◆ WRITTEN PROBLEM
Set down every entry word for word. Omit the pictures.

(Stored entries)
┏━━
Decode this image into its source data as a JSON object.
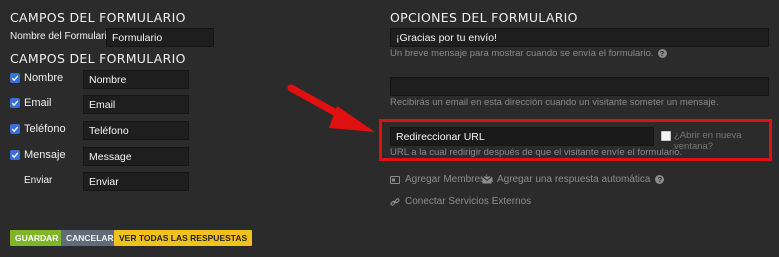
{
  "left": {
    "heading1": "CAMPOS DEL FORMULARIO",
    "form_name_label": "Nombre del Formulario",
    "form_name_value": "Formulario",
    "heading2": "CAMPOS DEL FORMULARIO",
    "fields": [
      {
        "label": "Nombre",
        "value": "Nombre",
        "checked": true
      },
      {
        "label": "Email",
        "value": "Email",
        "checked": true
      },
      {
        "label": "Teléfono",
        "value": "Teléfono",
        "checked": true
      },
      {
        "label": "Mensaje",
        "value": "Message",
        "checked": true
      },
      {
        "label": "Enviar",
        "value": "Enviar",
        "checked": false
      }
    ]
  },
  "right": {
    "heading": "OPCIONES DEL FORMULARIO",
    "thanks_value": "¡Gracias por tu envío!",
    "thanks_help": "Un breve mensaje para mostrar cuando se envía el formulario.",
    "email_value": "",
    "email_help": "Recibirás un email en esta dirección cuando un visitante someter un mensaje.",
    "redirect_value": "Redireccionar URL",
    "new_window_label": "¿Abrir en nueva ventana?",
    "redirect_help": "URL a la cual redirigir después de que el visitante envíe el formulario.",
    "membership_link": "Agregar Membresía",
    "autoreply_link": "Agregar una respuesta automática",
    "external_link": "Conectar Servicios Externos"
  },
  "buttons": {
    "save": "GUARDAR",
    "cancel": "CANCELAR",
    "view_all": "VER TODAS LAS RESPUESTAS"
  },
  "colors": {
    "background": "#2b2b2b",
    "highlight": "#e01010",
    "save": "#7fb628",
    "cancel": "#5e6b78",
    "view_all": "#f2c11c",
    "checkbox": "#3a6fd8"
  }
}
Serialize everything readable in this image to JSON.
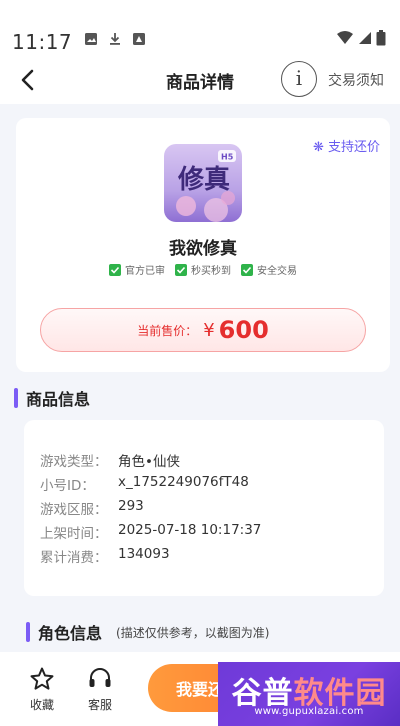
{
  "status_bar": {
    "time": "11:17"
  },
  "nav": {
    "title": "商品详情",
    "info_icon": "i",
    "notice": "交易须知"
  },
  "product": {
    "bargain": "❋ 支持还价",
    "icon_text": "修真",
    "icon_badge": "H5",
    "name": "我欲修真",
    "features": [
      "官方已审",
      "秒买秒到",
      "安全交易"
    ],
    "price_label": "当前售价：",
    "currency": "¥",
    "price": "600"
  },
  "section_product_info": {
    "title": "商品信息"
  },
  "info_rows": [
    {
      "label": "游戏类型：",
      "value": "角色•仙侠"
    },
    {
      "label": "小号ID：",
      "value": "x_1752249076fT48"
    },
    {
      "label": "游戏区服：",
      "value": "293"
    },
    {
      "label": "上架时间：",
      "value": "2025-07-18 10:17:37"
    },
    {
      "label": "累计消费：",
      "value": "134093"
    }
  ],
  "section_role_info": {
    "title": "角色信息",
    "subtitle": "(描述仅供参考，以截图为准)"
  },
  "bottom": {
    "favorite_label": "收藏",
    "service_label": "客服",
    "primary_label": "我要还"
  },
  "watermark": {
    "title_part1": "谷普",
    "title_part2": "软件园",
    "url": "www.gupuxlazai.com"
  },
  "colors": {
    "accent": "#7b5cf5",
    "price": "#e52e2e",
    "primary_button": "#ff7a2f"
  }
}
┗━━
◆ EXERCISE SOLUTION
Decode this image into its source data as a JSON object.
{
  "left": {
    "heading1": "CAMPOS DEL FORMULARIO",
    "form_name_label": "Nombre del Formulario",
    "form_name_value": "Formulario",
    "heading2": "CAMPOS DEL FORMULARIO",
    "fields": [
      {
        "label": "Nombre",
        "value": "Nombre",
        "checked": true
      },
      {
        "label": "Email",
        "value": "Email",
        "checked": true
      },
      {
        "label": "Teléfono",
        "value": "Teléfono",
        "checked": true
      },
      {
        "label": "Mensaje",
        "value": "Message",
        "checked": true
      },
      {
        "label": "Enviar",
        "value": "Enviar",
        "checked": false
      }
    ]
  },
  "right": {
    "heading": "OPCIONES DEL FORMULARIO",
    "thanks_value": "¡Gracias por tu envío!",
    "thanks_help": "Un breve mensaje para mostrar cuando se envía el formulario.",
    "email_value": "",
    "email_help": "Recibirás un email en esta dirección cuando un visitante someter un mensaje.",
    "redirect_value": "Redireccionar URL",
    "new_window_label": "¿Abrir en nueva ventana?",
    "redirect_help": "URL a la cual redirigir después de que el visitante envíe el formulario.",
    "membership_link": "Agregar Membresía",
    "autoreply_link": "Agregar una respuesta automática",
    "external_link": "Conectar Servicios Externos"
  },
  "buttons": {
    "save": "GUARDAR",
    "cancel": "CANCELAR",
    "view_all": "VER TODAS LAS RESPUESTAS"
  },
  "colors": {
    "background": "#2b2b2b",
    "highlight": "#e01010",
    "save": "#7fb628",
    "cancel": "#5e6b78",
    "view_all": "#f2c11c",
    "checkbox": "#3a6fd8"
  }
}
Serialize everything readable in this image to JSON.
{
  "status_bar": {
    "time": "11:17"
  },
  "nav": {
    "title": "商品详情",
    "info_icon": "i",
    "notice": "交易须知"
  },
  "product": {
    "bargain": "❋ 支持还价",
    "icon_text": "修真",
    "icon_badge": "H5",
    "name": "我欲修真",
    "features": [
      "官方已审",
      "秒买秒到",
      "安全交易"
    ],
    "price_label": "当前售价：",
    "currency": "¥",
    "price": "600"
  },
  "section_product_info": {
    "title": "商品信息"
  },
  "info_rows": [
    {
      "label": "游戏类型：",
      "value": "角色•仙侠"
    },
    {
      "label": "小号ID：",
      "value": "x_1752249076fT48"
    },
    {
      "label": "游戏区服：",
      "value": "293"
    },
    {
      "label": "上架时间：",
      "value": "2025-07-18 10:17:37"
    },
    {
      "label": "累计消费：",
      "value": "134093"
    }
  ],
  "section_role_info": {
    "title": "角色信息",
    "subtitle": "(描述仅供参考，以截图为准)"
  },
  "bottom": {
    "favorite_label": "收藏",
    "service_label": "客服",
    "primary_label": "我要还"
  },
  "watermark": {
    "title_part1": "谷普",
    "title_part2": "软件园",
    "url": "www.gupuxlazai.com"
  },
  "colors": {
    "accent": "#7b5cf5",
    "price": "#e52e2e",
    "primary_button": "#ff7a2f"
  }
}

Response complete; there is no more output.